__Exercise__. Check each line of the entries below for the string "GENLOCK"; copy every line where it appears.

◇ ◇ ◇ ◇ ◇

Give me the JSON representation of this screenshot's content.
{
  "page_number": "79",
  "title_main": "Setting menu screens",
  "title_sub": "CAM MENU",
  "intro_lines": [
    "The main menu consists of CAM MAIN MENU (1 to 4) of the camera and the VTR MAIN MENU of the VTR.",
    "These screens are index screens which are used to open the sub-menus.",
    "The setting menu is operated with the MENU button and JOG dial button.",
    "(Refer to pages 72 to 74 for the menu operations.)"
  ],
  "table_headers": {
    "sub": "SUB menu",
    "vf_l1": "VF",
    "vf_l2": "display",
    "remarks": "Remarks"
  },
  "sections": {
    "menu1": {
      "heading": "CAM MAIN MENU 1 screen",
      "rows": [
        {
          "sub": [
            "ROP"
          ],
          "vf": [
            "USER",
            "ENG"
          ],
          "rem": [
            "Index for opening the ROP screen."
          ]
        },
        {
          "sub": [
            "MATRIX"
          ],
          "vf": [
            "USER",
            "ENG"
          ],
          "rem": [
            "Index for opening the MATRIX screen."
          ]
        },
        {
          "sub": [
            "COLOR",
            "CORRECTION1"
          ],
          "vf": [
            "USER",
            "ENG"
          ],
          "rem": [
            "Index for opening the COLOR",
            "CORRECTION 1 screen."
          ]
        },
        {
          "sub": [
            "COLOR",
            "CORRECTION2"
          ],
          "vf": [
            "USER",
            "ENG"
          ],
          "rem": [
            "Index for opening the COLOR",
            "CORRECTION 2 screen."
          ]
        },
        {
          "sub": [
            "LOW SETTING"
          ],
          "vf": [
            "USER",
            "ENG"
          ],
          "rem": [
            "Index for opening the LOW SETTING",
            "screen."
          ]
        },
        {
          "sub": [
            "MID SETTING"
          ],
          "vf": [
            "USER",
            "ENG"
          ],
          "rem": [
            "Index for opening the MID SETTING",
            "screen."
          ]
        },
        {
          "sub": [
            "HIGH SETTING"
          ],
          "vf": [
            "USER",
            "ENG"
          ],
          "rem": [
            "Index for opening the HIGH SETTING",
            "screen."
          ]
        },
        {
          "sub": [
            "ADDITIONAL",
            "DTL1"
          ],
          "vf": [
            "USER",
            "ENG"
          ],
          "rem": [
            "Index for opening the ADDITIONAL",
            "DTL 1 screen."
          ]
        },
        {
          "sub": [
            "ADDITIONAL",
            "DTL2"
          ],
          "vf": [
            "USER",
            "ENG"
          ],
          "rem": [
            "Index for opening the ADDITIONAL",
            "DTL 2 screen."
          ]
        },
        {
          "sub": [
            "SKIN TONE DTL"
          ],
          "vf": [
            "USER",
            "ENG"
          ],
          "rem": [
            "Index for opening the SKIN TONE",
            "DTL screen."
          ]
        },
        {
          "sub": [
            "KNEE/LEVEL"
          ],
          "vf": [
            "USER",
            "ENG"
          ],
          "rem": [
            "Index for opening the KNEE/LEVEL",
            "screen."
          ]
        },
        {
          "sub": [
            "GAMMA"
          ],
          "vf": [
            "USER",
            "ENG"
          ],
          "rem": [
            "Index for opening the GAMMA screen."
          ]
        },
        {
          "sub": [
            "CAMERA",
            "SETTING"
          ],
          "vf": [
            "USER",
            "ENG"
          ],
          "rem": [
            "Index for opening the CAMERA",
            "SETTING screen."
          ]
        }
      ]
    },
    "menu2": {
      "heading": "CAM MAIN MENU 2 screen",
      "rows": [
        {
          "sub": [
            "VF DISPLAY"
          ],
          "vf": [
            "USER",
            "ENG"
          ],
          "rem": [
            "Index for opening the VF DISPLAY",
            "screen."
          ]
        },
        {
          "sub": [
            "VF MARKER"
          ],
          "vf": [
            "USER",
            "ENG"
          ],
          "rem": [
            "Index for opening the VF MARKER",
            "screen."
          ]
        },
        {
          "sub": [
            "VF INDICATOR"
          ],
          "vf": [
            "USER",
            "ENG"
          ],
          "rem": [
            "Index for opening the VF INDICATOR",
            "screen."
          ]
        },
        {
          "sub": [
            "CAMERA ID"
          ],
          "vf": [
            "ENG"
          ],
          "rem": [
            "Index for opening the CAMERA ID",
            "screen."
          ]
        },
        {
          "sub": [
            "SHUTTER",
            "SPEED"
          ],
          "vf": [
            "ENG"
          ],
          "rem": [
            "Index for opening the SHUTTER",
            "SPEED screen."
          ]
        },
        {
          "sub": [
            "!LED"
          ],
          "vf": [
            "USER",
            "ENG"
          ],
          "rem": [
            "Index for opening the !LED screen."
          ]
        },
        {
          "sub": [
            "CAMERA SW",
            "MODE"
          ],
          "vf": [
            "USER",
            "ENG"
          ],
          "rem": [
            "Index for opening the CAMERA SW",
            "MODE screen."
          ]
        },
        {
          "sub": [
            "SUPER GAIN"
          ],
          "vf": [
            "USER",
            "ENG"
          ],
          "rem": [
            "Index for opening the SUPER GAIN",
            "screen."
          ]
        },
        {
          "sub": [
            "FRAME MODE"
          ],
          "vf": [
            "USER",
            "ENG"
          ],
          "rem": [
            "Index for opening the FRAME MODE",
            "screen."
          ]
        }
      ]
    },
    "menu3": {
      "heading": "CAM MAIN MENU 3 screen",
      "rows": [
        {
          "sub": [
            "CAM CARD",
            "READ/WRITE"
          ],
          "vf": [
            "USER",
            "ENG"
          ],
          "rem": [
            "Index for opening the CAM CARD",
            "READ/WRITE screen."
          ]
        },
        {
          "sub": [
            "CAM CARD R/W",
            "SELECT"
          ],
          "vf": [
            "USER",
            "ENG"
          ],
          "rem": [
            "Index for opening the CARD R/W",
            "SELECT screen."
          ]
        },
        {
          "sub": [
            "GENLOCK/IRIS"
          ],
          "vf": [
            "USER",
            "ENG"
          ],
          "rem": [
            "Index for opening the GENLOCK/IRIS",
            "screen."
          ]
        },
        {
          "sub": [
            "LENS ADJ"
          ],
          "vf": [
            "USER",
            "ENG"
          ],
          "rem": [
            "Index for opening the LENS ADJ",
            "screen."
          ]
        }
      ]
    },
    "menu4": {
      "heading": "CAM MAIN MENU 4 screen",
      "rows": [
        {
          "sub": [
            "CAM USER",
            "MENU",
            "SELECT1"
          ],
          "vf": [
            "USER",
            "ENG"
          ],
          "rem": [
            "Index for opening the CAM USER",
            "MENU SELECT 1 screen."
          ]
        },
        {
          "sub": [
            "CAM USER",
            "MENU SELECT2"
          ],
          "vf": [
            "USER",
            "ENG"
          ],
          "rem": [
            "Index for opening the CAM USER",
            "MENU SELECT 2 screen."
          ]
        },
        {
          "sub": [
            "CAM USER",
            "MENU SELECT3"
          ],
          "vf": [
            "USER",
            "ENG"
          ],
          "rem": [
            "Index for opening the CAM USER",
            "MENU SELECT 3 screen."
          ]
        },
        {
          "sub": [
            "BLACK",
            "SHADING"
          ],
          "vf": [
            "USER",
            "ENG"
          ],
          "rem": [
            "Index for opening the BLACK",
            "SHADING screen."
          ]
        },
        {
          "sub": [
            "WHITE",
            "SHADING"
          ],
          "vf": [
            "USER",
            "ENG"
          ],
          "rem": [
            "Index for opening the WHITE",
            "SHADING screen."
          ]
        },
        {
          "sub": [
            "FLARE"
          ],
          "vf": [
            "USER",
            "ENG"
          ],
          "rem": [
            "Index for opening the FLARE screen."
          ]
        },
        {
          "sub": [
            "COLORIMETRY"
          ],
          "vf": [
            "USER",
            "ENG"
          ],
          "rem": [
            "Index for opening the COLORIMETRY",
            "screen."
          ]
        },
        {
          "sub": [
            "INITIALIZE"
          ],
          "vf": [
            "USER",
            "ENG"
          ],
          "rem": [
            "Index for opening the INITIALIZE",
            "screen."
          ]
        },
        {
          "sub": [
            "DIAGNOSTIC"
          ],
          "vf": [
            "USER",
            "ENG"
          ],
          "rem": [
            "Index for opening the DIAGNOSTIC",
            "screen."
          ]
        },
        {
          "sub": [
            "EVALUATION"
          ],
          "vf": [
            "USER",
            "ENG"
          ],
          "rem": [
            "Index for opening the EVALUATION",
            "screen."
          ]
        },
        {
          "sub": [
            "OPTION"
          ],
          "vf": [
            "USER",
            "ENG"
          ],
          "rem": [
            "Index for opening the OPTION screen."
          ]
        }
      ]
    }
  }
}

◇ ◇ ◇ ◇ ◇

__Task output__.
            "GENLOCK/IRIS"
            "Index for opening the GENLOCK/IRIS",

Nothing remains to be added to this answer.